*Excerpt from a dataset:*
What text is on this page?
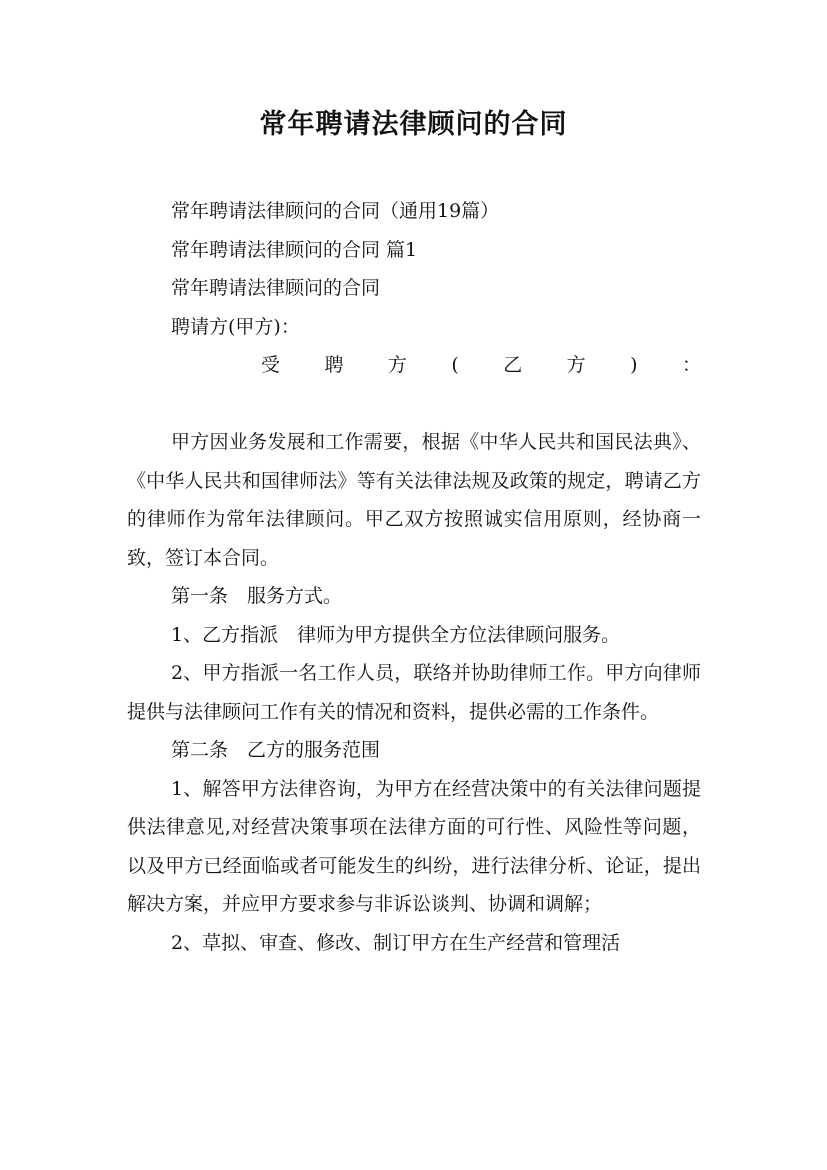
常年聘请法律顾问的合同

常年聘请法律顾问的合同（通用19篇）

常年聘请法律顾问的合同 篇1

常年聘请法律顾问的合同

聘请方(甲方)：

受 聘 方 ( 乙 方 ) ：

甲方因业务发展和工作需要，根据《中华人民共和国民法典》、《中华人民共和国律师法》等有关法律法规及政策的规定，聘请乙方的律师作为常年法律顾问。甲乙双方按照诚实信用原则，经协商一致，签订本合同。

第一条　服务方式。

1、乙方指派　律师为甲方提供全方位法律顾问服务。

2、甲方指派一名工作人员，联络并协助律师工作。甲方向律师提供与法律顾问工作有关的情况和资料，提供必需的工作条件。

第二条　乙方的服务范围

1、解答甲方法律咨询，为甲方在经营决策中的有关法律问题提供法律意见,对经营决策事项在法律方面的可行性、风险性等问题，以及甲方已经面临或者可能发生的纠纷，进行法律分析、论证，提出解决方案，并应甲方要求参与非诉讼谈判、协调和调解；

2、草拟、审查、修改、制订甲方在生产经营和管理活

*Your task:* Set the pictures aside and transcribe the data above exactly.

*Answer to this task:*
What text is on this page?
常年聘请法律顾问的合同

常年聘请法律顾问的合同（通用19篇）

常年聘请法律顾问的合同 篇1

常年聘请法律顾问的合同

聘请方(甲方)：

受 聘 方 ( 乙 方 ) ：

甲方因业务发展和工作需要，根据《中华人民共和国民法典》、《中华人民共和国律师法》等有关法律法规及政策的规定，聘请乙方的律师作为常年法律顾问。甲乙双方按照诚实信用原则，经协商一致，签订本合同。

第一条　服务方式。

1、乙方指派　律师为甲方提供全方位法律顾问服务。

2、甲方指派一名工作人员，联络并协助律师工作。甲方向律师提供与法律顾问工作有关的情况和资料，提供必需的工作条件。

第二条　乙方的服务范围

1、解答甲方法律咨询，为甲方在经营决策中的有关法律问题提供法律意见,对经营决策事项在法律方面的可行性、风险性等问题，以及甲方已经面临或者可能发生的纠纷，进行法律分析、论证，提出解决方案，并应甲方要求参与非诉讼谈判、协调和调解；

2、草拟、审查、修改、制订甲方在生产经营和管理活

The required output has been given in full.